## Description of the task
Quote every line below exactly as it reads.

━━━ Dataset records

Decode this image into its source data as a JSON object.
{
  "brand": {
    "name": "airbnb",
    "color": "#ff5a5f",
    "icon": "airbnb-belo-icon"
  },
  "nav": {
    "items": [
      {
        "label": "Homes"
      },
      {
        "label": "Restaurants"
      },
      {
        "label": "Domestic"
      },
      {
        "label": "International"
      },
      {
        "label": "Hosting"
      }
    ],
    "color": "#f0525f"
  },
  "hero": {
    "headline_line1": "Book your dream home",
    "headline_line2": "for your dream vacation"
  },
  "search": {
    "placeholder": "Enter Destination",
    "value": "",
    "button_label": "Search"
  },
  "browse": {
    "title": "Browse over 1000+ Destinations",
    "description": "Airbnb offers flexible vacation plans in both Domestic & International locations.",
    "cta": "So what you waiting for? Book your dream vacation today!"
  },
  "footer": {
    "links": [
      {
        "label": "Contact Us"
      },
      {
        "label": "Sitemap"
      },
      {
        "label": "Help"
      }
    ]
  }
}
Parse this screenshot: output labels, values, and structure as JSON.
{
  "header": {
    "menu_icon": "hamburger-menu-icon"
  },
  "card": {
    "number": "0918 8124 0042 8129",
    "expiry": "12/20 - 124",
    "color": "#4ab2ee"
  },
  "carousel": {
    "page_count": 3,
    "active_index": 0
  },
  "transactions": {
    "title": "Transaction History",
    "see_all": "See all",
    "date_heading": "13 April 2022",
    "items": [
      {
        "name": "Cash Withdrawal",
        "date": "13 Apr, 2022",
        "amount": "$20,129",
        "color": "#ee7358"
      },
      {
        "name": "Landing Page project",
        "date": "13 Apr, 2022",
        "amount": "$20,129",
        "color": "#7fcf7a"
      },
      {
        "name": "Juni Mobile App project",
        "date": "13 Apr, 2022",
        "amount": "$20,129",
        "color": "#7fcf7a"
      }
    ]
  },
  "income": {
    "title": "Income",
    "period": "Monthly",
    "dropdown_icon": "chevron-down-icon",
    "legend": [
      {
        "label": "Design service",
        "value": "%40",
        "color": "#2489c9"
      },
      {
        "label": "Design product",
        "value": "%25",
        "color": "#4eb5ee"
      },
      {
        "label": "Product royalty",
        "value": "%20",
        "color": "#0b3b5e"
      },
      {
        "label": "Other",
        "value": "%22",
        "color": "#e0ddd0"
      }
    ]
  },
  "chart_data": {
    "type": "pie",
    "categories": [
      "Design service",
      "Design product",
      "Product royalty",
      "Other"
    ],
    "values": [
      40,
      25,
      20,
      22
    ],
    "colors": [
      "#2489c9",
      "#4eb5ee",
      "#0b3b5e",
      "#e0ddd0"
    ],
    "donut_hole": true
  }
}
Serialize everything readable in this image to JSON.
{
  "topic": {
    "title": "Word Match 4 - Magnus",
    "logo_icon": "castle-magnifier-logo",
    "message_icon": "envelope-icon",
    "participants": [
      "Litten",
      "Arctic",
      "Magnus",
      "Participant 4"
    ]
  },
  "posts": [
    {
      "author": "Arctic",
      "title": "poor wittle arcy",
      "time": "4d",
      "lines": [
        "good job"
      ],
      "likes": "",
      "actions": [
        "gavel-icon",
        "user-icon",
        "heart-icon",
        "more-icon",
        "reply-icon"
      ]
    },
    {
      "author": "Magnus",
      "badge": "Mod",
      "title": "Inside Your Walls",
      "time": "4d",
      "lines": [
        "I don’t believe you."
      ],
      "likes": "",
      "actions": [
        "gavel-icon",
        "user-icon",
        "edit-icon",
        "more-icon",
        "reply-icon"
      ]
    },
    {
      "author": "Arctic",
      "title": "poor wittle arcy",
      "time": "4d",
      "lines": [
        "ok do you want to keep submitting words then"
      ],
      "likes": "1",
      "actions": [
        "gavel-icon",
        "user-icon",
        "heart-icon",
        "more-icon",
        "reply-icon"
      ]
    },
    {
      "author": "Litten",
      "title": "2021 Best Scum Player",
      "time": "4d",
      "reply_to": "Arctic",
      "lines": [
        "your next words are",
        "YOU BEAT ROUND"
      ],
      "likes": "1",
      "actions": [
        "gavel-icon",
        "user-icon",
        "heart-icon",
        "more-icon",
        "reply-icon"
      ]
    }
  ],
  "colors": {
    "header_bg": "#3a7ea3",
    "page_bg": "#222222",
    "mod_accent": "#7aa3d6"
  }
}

━━━━━━

## In response
Decode this image into its source data as a JSON object.
{
  "brand": {
    "name": "airbnb",
    "color": "#ff5a5f",
    "icon": "airbnb-belo-icon"
  },
  "nav": {
    "items": [
      {
        "label": "Homes"
      },
      {
        "label": "Restaurants"
      },
      {
        "label": "Domestic"
      },
      {
        "label": "International"
      },
      {
        "label": "Hosting"
      }
    ],
    "color": "#f0525f"
  },
  "hero": {
    "headline_line1": "Book your dream home",
    "headline_line2": "for your dream vacation"
  },
  "search": {
    "placeholder": "Enter Destination",
    "value": "",
    "button_label": "Search"
  },
  "browse": {
    "title": "Browse over 1000+ Destinations",
    "description": "Airbnb offers flexible vacation plans in both Domestic & International locations.",
    "cta": "So what you waiting for? Book your dream vacation today!"
  },
  "footer": {
    "links": [
      {
        "label": "Contact Us"
      },
      {
        "label": "Sitemap"
      },
      {
        "label": "Help"
      }
    ]
  }
}
Parse this screenshot: output labels, values, and structure as JSON.
{
  "header": {
    "menu_icon": "hamburger-menu-icon"
  },
  "card": {
    "number": "0918 8124 0042 8129",
    "expiry": "12/20 - 124",
    "color": "#4ab2ee"
  },
  "carousel": {
    "page_count": 3,
    "active_index": 0
  },
  "transactions": {
    "title": "Transaction History",
    "see_all": "See all",
    "date_heading": "13 April 2022",
    "items": [
      {
        "name": "Cash Withdrawal",
        "date": "13 Apr, 2022",
        "amount": "$20,129",
        "color": "#ee7358"
      },
      {
        "name": "Landing Page project",
        "date": "13 Apr, 2022",
        "amount": "$20,129",
        "color": "#7fcf7a"
      },
      {
        "name": "Juni Mobile App project",
        "date": "13 Apr, 2022",
        "amount": "$20,129",
        "color": "#7fcf7a"
      }
    ]
  },
  "income": {
    "title": "Income",
    "period": "Monthly",
    "dropdown_icon": "chevron-down-icon",
    "legend": [
      {
        "label": "Design service",
        "value": "%40",
        "color": "#2489c9"
      },
      {
        "label": "Design product",
        "value": "%25",
        "color": "#4eb5ee"
      },
      {
        "label": "Product royalty",
        "value": "%20",
        "color": "#0b3b5e"
      },
      {
        "label": "Other",
        "value": "%22",
        "color": "#e0ddd0"
      }
    ]
  },
  "chart_data": {
    "type": "pie",
    "categories": [
      "Design service",
      "Design product",
      "Product royalty",
      "Other"
    ],
    "values": [
      40,
      25,
      20,
      22
    ],
    "colors": [
      "#2489c9",
      "#4eb5ee",
      "#0b3b5e",
      "#e0ddd0"
    ],
    "donut_hole": true
  }
}
Serialize everything readable in this image to JSON.
{
  "topic": {
    "title": "Word Match 4 - Magnus",
    "logo_icon": "castle-magnifier-logo",
    "message_icon": "envelope-icon",
    "participants": [
      "Litten",
      "Arctic",
      "Magnus",
      "Participant 4"
    ]
  },
  "posts": [
    {
      "author": "Arctic",
      "title": "poor wittle arcy",
      "time": "4d",
      "lines": [
        "good job"
      ],
      "likes": "",
      "actions": [
        "gavel-icon",
        "user-icon",
        "heart-icon",
        "more-icon",
        "reply-icon"
      ]
    },
    {
      "author": "Magnus",
      "badge": "Mod",
      "title": "Inside Your Walls",
      "time": "4d",
      "lines": [
        "I don’t believe you."
      ],
      "likes": "",
      "actions": [
        "gavel-icon",
        "user-icon",
        "edit-icon",
        "more-icon",
        "reply-icon"
      ]
    },
    {
      "author": "Arctic",
      "title": "poor wittle arcy",
      "time": "4d",
      "lines": [
        "ok do you want to keep submitting words then"
      ],
      "likes": "1",
      "actions": [
        "gavel-icon",
        "user-icon",
        "heart-icon",
        "more-icon",
        "reply-icon"
      ]
    },
    {
      "author": "Litten",
      "title": "2021 Best Scum Player",
      "time": "4d",
      "reply_to": "Arctic",
      "lines": [
        "your next words are",
        "YOU BEAT ROUND"
      ],
      "likes": "1",
      "actions": [
        "gavel-icon",
        "user-icon",
        "heart-icon",
        "more-icon",
        "reply-icon"
      ]
    }
  ],
  "colors": {
    "header_bg": "#3a7ea3",
    "page_bg": "#222222",
    "mod_accent": "#7aa3d6"
  }
}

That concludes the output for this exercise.